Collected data
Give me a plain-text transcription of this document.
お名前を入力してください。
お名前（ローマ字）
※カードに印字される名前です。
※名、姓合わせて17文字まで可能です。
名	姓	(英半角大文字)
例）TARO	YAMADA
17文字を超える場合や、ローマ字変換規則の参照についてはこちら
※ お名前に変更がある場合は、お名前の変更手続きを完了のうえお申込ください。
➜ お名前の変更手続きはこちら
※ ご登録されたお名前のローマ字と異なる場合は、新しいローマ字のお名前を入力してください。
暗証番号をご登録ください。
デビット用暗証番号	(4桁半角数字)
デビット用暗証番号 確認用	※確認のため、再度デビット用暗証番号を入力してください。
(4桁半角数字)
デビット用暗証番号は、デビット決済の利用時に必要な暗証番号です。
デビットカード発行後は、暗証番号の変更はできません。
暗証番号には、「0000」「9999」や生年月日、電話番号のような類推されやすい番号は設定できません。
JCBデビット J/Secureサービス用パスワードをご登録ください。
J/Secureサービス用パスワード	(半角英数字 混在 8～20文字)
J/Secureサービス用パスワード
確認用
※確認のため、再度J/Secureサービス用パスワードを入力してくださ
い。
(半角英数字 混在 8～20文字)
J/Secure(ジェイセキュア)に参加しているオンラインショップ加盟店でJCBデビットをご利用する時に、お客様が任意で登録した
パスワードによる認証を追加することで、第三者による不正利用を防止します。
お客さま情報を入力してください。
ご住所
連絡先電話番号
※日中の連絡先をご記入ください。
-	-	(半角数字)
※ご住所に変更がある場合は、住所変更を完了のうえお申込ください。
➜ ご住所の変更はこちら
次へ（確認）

Task objective | Copy out all the entries shown above, character for character.

Solution for this task |
Give me a plain-text transcription of this document.
お名前を入力してください。
お名前（ローマ字）
※カードに印字される名前です。
※名、姓合わせて17文字まで可能です。
名	姓	(英半角大文字)
例）TARO	YAMADA
17文字を超える場合や、ローマ字変換規則の参照についてはこちら
※ お名前に変更がある場合は、お名前の変更手続きを完了のうえお申込ください。
➜ お名前の変更手続きはこちら
※ ご登録されたお名前のローマ字と異なる場合は、新しいローマ字のお名前を入力してください。
暗証番号をご登録ください。
デビット用暗証番号	(4桁半角数字)
デビット用暗証番号 確認用	※確認のため、再度デビット用暗証番号を入力してください。
(4桁半角数字)
デビット用暗証番号は、デビット決済の利用時に必要な暗証番号です。
デビットカード発行後は、暗証番号の変更はできません。
暗証番号には、「0000」「9999」や生年月日、電話番号のような類推されやすい番号は設定できません。
JCBデビット J/Secureサービス用パスワードをご登録ください。
J/Secureサービス用パスワード	(半角英数字 混在 8～20文字)
J/Secureサービス用パスワード
確認用
※確認のため、再度J/Secureサービス用パスワードを入力してくださ
い。
(半角英数字 混在 8～20文字)
J/Secure(ジェイセキュア)に参加しているオンラインショップ加盟店でJCBデビットをご利用する時に、お客様が任意で登録した
パスワードによる認証を追加することで、第三者による不正利用を防止します。
お客さま情報を入力してください。
ご住所
連絡先電話番号
※日中の連絡先をご記入ください。
-	-	(半角数字)
※ご住所に変更がある場合は、住所変更を完了のうえお申込ください。
➜ ご住所の変更はこちら
次へ（確認）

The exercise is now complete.